- [WHAT NEEDS TO BE DONE]:
Write out the data below exactly as given, without any of its pictures.

- [RECORDS FOR THIS TASK]:

* * * * * * *

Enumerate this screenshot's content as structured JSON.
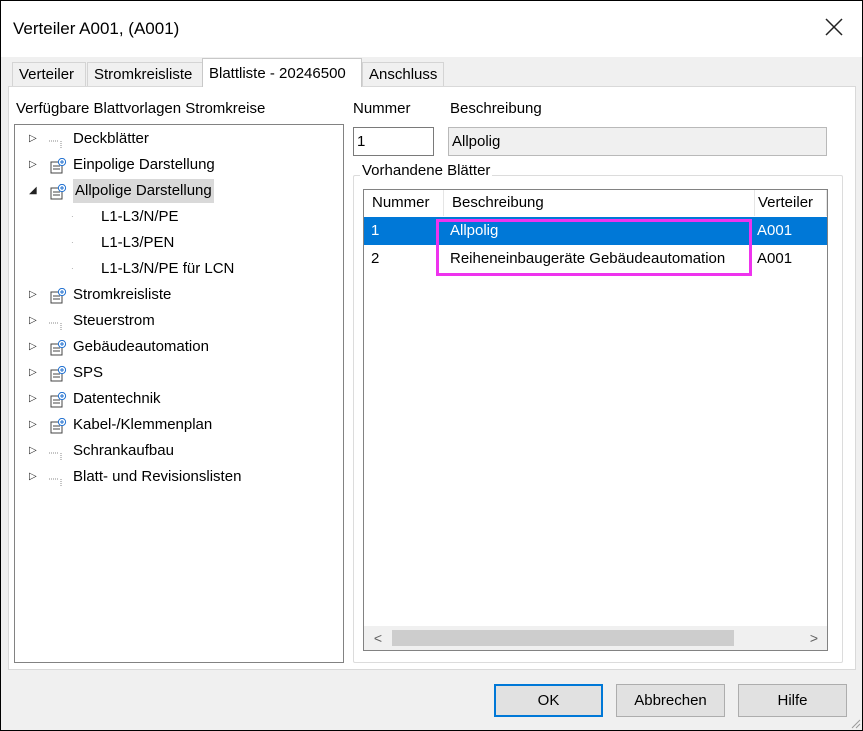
{
  "window": {
    "title": "Verteiler A001,  (A001)"
  },
  "tabs": [
    {
      "label": "Verteiler",
      "active": false
    },
    {
      "label": "Stromkreisliste",
      "active": false
    },
    {
      "label": "Blattliste - 20246500",
      "active": true
    },
    {
      "label": "Anschluss",
      "active": false
    }
  ],
  "tree": {
    "heading": "Verfügbare Blattvorlagen Stromkreise",
    "items": [
      {
        "label": "Deckblätter",
        "icon": "dots-icon",
        "level": 0,
        "expander": "▷"
      },
      {
        "label": "Einpolige Darstellung",
        "icon": "sheet-plus-icon",
        "level": 0,
        "expander": "▷"
      },
      {
        "label": "Allpolige Darstellung",
        "icon": "sheet-plus-icon",
        "level": 0,
        "expander": "◢",
        "selected": true
      },
      {
        "label": "L1-L3/N/PE",
        "level": 1
      },
      {
        "label": "L1-L3/PEN",
        "level": 1
      },
      {
        "label": "L1-L3/N/PE für LCN",
        "level": 1
      },
      {
        "label": "Stromkreisliste",
        "icon": "sheet-plus-icon",
        "level": 0,
        "expander": "▷"
      },
      {
        "label": "Steuerstrom",
        "icon": "dots-icon",
        "level": 0,
        "expander": "▷"
      },
      {
        "label": "Gebäudeautomation",
        "icon": "sheet-plus-icon",
        "level": 0,
        "expander": "▷"
      },
      {
        "label": "SPS",
        "icon": "sheet-plus-icon",
        "level": 0,
        "expander": "▷"
      },
      {
        "label": "Datentechnik",
        "icon": "sheet-plus-icon",
        "level": 0,
        "expander": "▷"
      },
      {
        "label": "Kabel-/Klemmenplan",
        "icon": "sheet-plus-icon",
        "level": 0,
        "expander": "▷"
      },
      {
        "label": "Schrankaufbau",
        "icon": "dots-icon",
        "level": 0,
        "expander": "▷"
      },
      {
        "label": "Blatt- und Revisionslisten",
        "icon": "dots-icon",
        "level": 0,
        "expander": "▷"
      }
    ]
  },
  "form": {
    "nummer_label": "Nummer",
    "beschreibung_label": "Beschreibung",
    "nummer_value": "1",
    "beschreibung_value": "Allpolig"
  },
  "sheets": {
    "group_label": "Vorhandene Blätter",
    "columns": [
      "Nummer",
      "Beschreibung",
      "Verteiler"
    ],
    "rows": [
      {
        "nummer": "1",
        "beschreibung": "Allpolig",
        "verteiler": "A001",
        "selected": true
      },
      {
        "nummer": "2",
        "beschreibung": "Reiheneinbaugeräte Gebäudeautomation",
        "verteiler": "A001",
        "selected": false
      }
    ],
    "scroll_left": "<",
    "scroll_right": ">"
  },
  "buttons": {
    "ok": "OK",
    "cancel": "Abbrechen",
    "help": "Hilfe"
  },
  "colors": {
    "selection": "#0078d7",
    "highlight": "#ee33ee"
  }
}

* * * * * * *

- [SOLUTION FOR THIS PROBLEM]:
Enumerate this screenshot's content as structured JSON.
{
  "window": {
    "title": "Verteiler A001,  (A001)"
  },
  "tabs": [
    {
      "label": "Verteiler",
      "active": false
    },
    {
      "label": "Stromkreisliste",
      "active": false
    },
    {
      "label": "Blattliste - 20246500",
      "active": true
    },
    {
      "label": "Anschluss",
      "active": false
    }
  ],
  "tree": {
    "heading": "Verfügbare Blattvorlagen Stromkreise",
    "items": [
      {
        "label": "Deckblätter",
        "icon": "dots-icon",
        "level": 0,
        "expander": "▷"
      },
      {
        "label": "Einpolige Darstellung",
        "icon": "sheet-plus-icon",
        "level": 0,
        "expander": "▷"
      },
      {
        "label": "Allpolige Darstellung",
        "icon": "sheet-plus-icon",
        "level": 0,
        "expander": "◢",
        "selected": true
      },
      {
        "label": "L1-L3/N/PE",
        "level": 1
      },
      {
        "label": "L1-L3/PEN",
        "level": 1
      },
      {
        "label": "L1-L3/N/PE für LCN",
        "level": 1
      },
      {
        "label": "Stromkreisliste",
        "icon": "sheet-plus-icon",
        "level": 0,
        "expander": "▷"
      },
      {
        "label": "Steuerstrom",
        "icon": "dots-icon",
        "level": 0,
        "expander": "▷"
      },
      {
        "label": "Gebäudeautomation",
        "icon": "sheet-plus-icon",
        "level": 0,
        "expander": "▷"
      },
      {
        "label": "SPS",
        "icon": "sheet-plus-icon",
        "level": 0,
        "expander": "▷"
      },
      {
        "label": "Datentechnik",
        "icon": "sheet-plus-icon",
        "level": 0,
        "expander": "▷"
      },
      {
        "label": "Kabel-/Klemmenplan",
        "icon": "sheet-plus-icon",
        "level": 0,
        "expander": "▷"
      },
      {
        "label": "Schrankaufbau",
        "icon": "dots-icon",
        "level": 0,
        "expander": "▷"
      },
      {
        "label": "Blatt- und Revisionslisten",
        "icon": "dots-icon",
        "level": 0,
        "expander": "▷"
      }
    ]
  },
  "form": {
    "nummer_label": "Nummer",
    "beschreibung_label": "Beschreibung",
    "nummer_value": "1",
    "beschreibung_value": "Allpolig"
  },
  "sheets": {
    "group_label": "Vorhandene Blätter",
    "columns": [
      "Nummer",
      "Beschreibung",
      "Verteiler"
    ],
    "rows": [
      {
        "nummer": "1",
        "beschreibung": "Allpolig",
        "verteiler": "A001",
        "selected": true
      },
      {
        "nummer": "2",
        "beschreibung": "Reiheneinbaugeräte Gebäudeautomation",
        "verteiler": "A001",
        "selected": false
      }
    ],
    "scroll_left": "<",
    "scroll_right": ">"
  },
  "buttons": {
    "ok": "OK",
    "cancel": "Abbrechen",
    "help": "Hilfe"
  },
  "colors": {
    "selection": "#0078d7",
    "highlight": "#ee33ee"
  }
}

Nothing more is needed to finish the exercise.